[Data entries]
start

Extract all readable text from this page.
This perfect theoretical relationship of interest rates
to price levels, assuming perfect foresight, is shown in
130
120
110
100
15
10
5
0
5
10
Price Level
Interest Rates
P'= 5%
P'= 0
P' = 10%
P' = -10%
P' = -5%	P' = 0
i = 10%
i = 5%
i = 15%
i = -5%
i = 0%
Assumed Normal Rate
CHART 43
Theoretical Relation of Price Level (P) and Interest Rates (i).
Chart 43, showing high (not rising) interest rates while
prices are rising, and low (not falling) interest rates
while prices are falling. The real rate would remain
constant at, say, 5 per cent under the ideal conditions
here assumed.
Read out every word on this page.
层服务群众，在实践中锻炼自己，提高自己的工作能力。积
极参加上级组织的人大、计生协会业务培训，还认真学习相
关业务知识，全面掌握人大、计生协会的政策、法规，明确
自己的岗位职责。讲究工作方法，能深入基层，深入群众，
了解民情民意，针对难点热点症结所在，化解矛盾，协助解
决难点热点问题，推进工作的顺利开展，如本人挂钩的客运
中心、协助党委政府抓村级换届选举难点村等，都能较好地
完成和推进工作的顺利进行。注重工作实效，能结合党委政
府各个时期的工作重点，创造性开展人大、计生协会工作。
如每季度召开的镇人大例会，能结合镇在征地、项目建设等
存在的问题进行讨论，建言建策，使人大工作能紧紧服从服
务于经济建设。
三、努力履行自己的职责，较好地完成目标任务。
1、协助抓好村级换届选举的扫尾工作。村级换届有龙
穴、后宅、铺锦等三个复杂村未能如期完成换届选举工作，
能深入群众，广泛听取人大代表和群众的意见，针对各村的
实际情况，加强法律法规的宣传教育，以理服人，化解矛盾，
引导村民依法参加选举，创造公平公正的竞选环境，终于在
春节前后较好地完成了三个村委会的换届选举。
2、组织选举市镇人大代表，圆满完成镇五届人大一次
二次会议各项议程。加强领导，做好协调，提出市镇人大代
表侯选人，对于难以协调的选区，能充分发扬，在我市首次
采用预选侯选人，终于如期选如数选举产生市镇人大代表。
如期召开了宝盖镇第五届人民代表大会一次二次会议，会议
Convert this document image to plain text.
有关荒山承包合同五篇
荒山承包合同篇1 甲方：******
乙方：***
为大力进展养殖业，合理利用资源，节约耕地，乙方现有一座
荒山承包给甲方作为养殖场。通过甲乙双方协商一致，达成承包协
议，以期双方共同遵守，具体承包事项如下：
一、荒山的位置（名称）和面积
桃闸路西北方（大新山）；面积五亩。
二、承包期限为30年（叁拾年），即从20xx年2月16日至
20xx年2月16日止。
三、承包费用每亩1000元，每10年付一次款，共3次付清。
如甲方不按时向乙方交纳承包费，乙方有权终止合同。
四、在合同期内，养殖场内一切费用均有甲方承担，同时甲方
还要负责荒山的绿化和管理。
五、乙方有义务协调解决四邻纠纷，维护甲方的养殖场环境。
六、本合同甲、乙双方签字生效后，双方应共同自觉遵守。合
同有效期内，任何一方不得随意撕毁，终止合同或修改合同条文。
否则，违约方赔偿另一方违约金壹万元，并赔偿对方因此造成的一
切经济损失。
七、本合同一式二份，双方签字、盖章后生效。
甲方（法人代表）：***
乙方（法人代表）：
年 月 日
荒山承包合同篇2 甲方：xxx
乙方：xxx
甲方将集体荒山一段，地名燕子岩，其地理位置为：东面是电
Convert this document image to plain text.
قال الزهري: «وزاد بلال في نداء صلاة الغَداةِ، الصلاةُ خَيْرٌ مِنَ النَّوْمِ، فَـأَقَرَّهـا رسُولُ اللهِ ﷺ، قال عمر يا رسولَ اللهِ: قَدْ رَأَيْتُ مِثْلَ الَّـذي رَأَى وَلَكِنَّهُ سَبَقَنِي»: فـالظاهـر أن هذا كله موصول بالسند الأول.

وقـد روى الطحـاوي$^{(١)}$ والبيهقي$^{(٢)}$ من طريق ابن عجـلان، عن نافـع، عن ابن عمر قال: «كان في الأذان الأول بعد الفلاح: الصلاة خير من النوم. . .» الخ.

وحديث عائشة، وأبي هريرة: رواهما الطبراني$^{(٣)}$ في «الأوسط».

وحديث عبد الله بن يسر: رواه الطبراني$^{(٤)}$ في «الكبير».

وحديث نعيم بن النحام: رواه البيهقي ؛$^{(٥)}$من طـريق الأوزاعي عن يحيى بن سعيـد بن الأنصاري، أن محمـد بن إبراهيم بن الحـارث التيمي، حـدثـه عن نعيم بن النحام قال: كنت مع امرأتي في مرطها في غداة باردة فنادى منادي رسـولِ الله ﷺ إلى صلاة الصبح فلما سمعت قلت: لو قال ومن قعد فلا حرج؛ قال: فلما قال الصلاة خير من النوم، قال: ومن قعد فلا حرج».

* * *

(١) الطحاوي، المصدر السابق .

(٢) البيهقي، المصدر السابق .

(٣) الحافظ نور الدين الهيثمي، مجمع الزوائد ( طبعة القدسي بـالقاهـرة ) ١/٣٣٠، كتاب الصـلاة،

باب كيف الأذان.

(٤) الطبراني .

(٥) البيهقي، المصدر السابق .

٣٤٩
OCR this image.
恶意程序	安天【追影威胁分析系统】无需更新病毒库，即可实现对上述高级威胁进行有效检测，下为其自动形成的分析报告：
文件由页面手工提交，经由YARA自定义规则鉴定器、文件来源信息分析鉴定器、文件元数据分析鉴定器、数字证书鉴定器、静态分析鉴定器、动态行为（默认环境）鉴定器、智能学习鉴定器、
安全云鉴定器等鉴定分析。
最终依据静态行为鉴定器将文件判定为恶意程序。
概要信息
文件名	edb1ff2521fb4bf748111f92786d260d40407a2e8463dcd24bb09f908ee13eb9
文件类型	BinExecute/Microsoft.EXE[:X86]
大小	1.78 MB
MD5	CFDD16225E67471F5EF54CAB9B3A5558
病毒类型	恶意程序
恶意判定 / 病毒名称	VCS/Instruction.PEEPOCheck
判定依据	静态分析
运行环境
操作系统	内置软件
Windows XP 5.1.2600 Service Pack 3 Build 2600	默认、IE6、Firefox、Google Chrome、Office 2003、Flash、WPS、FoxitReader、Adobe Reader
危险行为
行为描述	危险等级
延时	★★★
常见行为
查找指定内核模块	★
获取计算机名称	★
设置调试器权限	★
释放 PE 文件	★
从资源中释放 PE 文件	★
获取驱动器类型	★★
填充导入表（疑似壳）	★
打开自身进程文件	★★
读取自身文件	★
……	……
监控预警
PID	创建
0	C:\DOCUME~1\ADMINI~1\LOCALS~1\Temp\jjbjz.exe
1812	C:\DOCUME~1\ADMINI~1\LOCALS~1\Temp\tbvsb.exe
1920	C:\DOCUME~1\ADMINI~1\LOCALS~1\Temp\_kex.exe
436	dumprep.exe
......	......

end

● **STATED PROBLEM**:
Say how many lines of the data hold the string "page". Reply with the number alone.

● **FINISHED ANSWER**:
2